* What is expected *
Your task is to print all of the material verbatim.

--- START OF Given data ---

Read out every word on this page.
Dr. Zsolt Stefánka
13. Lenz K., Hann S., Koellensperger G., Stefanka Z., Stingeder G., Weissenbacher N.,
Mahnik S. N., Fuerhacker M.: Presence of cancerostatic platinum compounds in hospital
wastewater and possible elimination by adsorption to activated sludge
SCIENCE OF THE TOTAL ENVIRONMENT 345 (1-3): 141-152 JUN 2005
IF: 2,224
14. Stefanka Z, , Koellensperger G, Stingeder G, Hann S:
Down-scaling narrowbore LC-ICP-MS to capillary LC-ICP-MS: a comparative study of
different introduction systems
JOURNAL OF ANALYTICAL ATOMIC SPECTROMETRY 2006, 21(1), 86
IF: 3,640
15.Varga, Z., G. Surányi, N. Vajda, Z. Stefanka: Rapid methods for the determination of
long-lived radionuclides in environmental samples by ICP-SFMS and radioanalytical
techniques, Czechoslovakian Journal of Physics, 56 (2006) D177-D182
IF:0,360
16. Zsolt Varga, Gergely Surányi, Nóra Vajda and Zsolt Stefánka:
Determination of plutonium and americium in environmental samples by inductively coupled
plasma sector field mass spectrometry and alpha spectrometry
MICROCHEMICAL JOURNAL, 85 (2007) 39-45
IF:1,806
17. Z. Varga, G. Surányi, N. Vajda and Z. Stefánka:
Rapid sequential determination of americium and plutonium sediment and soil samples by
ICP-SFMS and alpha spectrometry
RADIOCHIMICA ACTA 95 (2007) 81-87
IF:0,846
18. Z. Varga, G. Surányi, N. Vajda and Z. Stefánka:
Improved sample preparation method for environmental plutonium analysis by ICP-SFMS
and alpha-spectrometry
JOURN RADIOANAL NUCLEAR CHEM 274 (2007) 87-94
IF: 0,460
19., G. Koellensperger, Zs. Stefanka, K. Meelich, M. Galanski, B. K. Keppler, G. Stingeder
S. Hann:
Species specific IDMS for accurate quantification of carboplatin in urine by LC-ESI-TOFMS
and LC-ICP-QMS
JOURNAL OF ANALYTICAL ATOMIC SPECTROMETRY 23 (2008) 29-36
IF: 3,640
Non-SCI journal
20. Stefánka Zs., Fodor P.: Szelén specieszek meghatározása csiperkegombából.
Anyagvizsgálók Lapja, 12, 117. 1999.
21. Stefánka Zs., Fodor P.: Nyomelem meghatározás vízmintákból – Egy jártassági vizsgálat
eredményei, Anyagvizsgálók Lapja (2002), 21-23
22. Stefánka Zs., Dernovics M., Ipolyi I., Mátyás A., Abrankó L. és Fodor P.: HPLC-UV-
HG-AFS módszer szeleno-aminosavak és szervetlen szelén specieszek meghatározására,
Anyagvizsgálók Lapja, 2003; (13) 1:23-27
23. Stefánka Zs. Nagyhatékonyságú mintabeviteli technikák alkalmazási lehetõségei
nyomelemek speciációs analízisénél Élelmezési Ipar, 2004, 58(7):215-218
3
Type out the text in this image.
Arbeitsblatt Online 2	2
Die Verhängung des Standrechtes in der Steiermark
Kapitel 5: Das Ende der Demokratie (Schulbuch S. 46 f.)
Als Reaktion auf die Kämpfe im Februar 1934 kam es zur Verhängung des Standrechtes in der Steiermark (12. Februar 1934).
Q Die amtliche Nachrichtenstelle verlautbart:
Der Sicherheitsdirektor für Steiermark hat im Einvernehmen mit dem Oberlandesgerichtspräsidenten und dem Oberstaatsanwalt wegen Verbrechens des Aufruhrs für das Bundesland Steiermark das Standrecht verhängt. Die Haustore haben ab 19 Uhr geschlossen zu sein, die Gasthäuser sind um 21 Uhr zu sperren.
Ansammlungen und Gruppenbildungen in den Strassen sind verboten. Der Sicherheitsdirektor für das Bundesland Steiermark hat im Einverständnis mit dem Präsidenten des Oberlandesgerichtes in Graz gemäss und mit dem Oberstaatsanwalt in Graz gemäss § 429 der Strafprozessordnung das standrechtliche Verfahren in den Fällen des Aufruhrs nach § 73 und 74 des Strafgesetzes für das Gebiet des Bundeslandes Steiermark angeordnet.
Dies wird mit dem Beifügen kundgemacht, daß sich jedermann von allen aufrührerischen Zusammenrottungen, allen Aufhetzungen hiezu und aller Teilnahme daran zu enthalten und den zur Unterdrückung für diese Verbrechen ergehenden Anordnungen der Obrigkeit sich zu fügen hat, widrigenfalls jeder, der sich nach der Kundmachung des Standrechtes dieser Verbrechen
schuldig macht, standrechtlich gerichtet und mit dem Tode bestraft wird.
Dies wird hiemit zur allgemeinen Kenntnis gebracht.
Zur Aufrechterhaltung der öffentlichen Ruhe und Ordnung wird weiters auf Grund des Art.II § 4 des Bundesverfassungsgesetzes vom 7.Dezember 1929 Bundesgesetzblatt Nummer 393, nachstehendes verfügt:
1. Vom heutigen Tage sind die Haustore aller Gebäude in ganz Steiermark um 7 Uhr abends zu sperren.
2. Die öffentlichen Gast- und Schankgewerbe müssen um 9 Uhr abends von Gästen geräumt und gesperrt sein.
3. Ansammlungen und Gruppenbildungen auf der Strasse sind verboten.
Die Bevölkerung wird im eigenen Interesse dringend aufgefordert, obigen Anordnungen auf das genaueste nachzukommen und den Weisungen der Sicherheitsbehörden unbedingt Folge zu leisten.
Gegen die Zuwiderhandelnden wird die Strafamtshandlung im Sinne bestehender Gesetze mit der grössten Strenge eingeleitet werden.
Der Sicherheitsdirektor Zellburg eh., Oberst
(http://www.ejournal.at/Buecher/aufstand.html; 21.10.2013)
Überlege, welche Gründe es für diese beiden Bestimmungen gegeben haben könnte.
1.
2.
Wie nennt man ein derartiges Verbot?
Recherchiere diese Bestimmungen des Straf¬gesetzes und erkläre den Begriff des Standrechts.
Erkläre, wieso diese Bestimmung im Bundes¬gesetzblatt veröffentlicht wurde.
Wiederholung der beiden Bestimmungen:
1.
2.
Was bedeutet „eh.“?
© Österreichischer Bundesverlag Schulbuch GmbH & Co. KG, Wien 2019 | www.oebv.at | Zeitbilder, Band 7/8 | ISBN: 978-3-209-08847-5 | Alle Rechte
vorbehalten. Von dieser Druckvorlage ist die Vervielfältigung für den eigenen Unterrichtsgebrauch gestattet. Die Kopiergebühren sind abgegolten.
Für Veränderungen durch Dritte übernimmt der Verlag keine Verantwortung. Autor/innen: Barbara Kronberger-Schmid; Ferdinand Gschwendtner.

--- END OF Given data ---

* Response to this task *
Read out every word on this page.
Dr. Zsolt Stefánka
13. Lenz K., Hann S., Koellensperger G., Stefanka Z., Stingeder G., Weissenbacher N.,
Mahnik S. N., Fuerhacker M.: Presence of cancerostatic platinum compounds in hospital
wastewater and possible elimination by adsorption to activated sludge
SCIENCE OF THE TOTAL ENVIRONMENT 345 (1-3): 141-152 JUN 2005
IF: 2,224
14. Stefanka Z, , Koellensperger G, Stingeder G, Hann S:
Down-scaling narrowbore LC-ICP-MS to capillary LC-ICP-MS: a comparative study of
different introduction systems
JOURNAL OF ANALYTICAL ATOMIC SPECTROMETRY 2006, 21(1), 86
IF: 3,640
15.Varga, Z., G. Surányi, N. Vajda, Z. Stefanka: Rapid methods for the determination of
long-lived radionuclides in environmental samples by ICP-SFMS and radioanalytical
techniques, Czechoslovakian Journal of Physics, 56 (2006) D177-D182
IF:0,360
16. Zsolt Varga, Gergely Surányi, Nóra Vajda and Zsolt Stefánka:
Determination of plutonium and americium in environmental samples by inductively coupled
plasma sector field mass spectrometry and alpha spectrometry
MICROCHEMICAL JOURNAL, 85 (2007) 39-45
IF:1,806
17. Z. Varga, G. Surányi, N. Vajda and Z. Stefánka:
Rapid sequential determination of americium and plutonium sediment and soil samples by
ICP-SFMS and alpha spectrometry
RADIOCHIMICA ACTA 95 (2007) 81-87
IF:0,846
18. Z. Varga, G. Surányi, N. Vajda and Z. Stefánka:
Improved sample preparation method for environmental plutonium analysis by ICP-SFMS
and alpha-spectrometry
JOURN RADIOANAL NUCLEAR CHEM 274 (2007) 87-94
IF: 0,460
19., G. Koellensperger, Zs. Stefanka, K. Meelich, M. Galanski, B. K. Keppler, G. Stingeder
S. Hann:
Species specific IDMS for accurate quantification of carboplatin in urine by LC-ESI-TOFMS
and LC-ICP-QMS
JOURNAL OF ANALYTICAL ATOMIC SPECTROMETRY 23 (2008) 29-36
IF: 3,640
Non-SCI journal
20. Stefánka Zs., Fodor P.: Szelén specieszek meghatározása csiperkegombából.
Anyagvizsgálók Lapja, 12, 117. 1999.
21. Stefánka Zs., Fodor P.: Nyomelem meghatározás vízmintákból – Egy jártassági vizsgálat
eredményei, Anyagvizsgálók Lapja (2002), 21-23
22. Stefánka Zs., Dernovics M., Ipolyi I., Mátyás A., Abrankó L. és Fodor P.: HPLC-UV-
HG-AFS módszer szeleno-aminosavak és szervetlen szelén specieszek meghatározására,
Anyagvizsgálók Lapja, 2003; (13) 1:23-27
23. Stefánka Zs. Nagyhatékonyságú mintabeviteli technikák alkalmazási lehetõségei
nyomelemek speciációs analízisénél Élelmezési Ipar, 2004, 58(7):215-218
3
Type out the text in this image.
Arbeitsblatt Online 2	2
Die Verhängung des Standrechtes in der Steiermark
Kapitel 5: Das Ende der Demokratie (Schulbuch S. 46 f.)
Als Reaktion auf die Kämpfe im Februar 1934 kam es zur Verhängung des Standrechtes in der Steiermark (12. Februar 1934).
Q Die amtliche Nachrichtenstelle verlautbart:
Der Sicherheitsdirektor für Steiermark hat im Einvernehmen mit dem Oberlandesgerichtspräsidenten und dem Oberstaatsanwalt wegen Verbrechens des Aufruhrs für das Bundesland Steiermark das Standrecht verhängt. Die Haustore haben ab 19 Uhr geschlossen zu sein, die Gasthäuser sind um 21 Uhr zu sperren.
Ansammlungen und Gruppenbildungen in den Strassen sind verboten. Der Sicherheitsdirektor für das Bundesland Steiermark hat im Einverständnis mit dem Präsidenten des Oberlandesgerichtes in Graz gemäss und mit dem Oberstaatsanwalt in Graz gemäss § 429 der Strafprozessordnung das standrechtliche Verfahren in den Fällen des Aufruhrs nach § 73 und 74 des Strafgesetzes für das Gebiet des Bundeslandes Steiermark angeordnet.
Dies wird mit dem Beifügen kundgemacht, daß sich jedermann von allen aufrührerischen Zusammenrottungen, allen Aufhetzungen hiezu und aller Teilnahme daran zu enthalten und den zur Unterdrückung für diese Verbrechen ergehenden Anordnungen der Obrigkeit sich zu fügen hat, widrigenfalls jeder, der sich nach der Kundmachung des Standrechtes dieser Verbrechen
schuldig macht, standrechtlich gerichtet und mit dem Tode bestraft wird.
Dies wird hiemit zur allgemeinen Kenntnis gebracht.
Zur Aufrechterhaltung der öffentlichen Ruhe und Ordnung wird weiters auf Grund des Art.II § 4 des Bundesverfassungsgesetzes vom 7.Dezember 1929 Bundesgesetzblatt Nummer 393, nachstehendes verfügt:
1. Vom heutigen Tage sind die Haustore aller Gebäude in ganz Steiermark um 7 Uhr abends zu sperren.
2. Die öffentlichen Gast- und Schankgewerbe müssen um 9 Uhr abends von Gästen geräumt und gesperrt sein.
3. Ansammlungen und Gruppenbildungen auf der Strasse sind verboten.
Die Bevölkerung wird im eigenen Interesse dringend aufgefordert, obigen Anordnungen auf das genaueste nachzukommen und den Weisungen der Sicherheitsbehörden unbedingt Folge zu leisten.
Gegen die Zuwiderhandelnden wird die Strafamtshandlung im Sinne bestehender Gesetze mit der grössten Strenge eingeleitet werden.
Der Sicherheitsdirektor Zellburg eh., Oberst
(http://www.ejournal.at/Buecher/aufstand.html; 21.10.2013)
Überlege, welche Gründe es für diese beiden Bestimmungen gegeben haben könnte.
1.
2.
Wie nennt man ein derartiges Verbot?
Recherchiere diese Bestimmungen des Straf¬gesetzes und erkläre den Begriff des Standrechts.
Erkläre, wieso diese Bestimmung im Bundes¬gesetzblatt veröffentlicht wurde.
Wiederholung der beiden Bestimmungen:
1.
2.
Was bedeutet „eh.“?
© Österreichischer Bundesverlag Schulbuch GmbH & Co. KG, Wien 2019 | www.oebv.at | Zeitbilder, Band 7/8 | ISBN: 978-3-209-08847-5 | Alle Rechte
vorbehalten. Von dieser Druckvorlage ist die Vervielfältigung für den eigenen Unterrichtsgebrauch gestattet. Die Kopiergebühren sind abgegolten.
Für Veränderungen durch Dritte übernimmt der Verlag keine Verantwortung. Autor/innen: Barbara Kronberger-Schmid; Ferdinand Gschwendtner.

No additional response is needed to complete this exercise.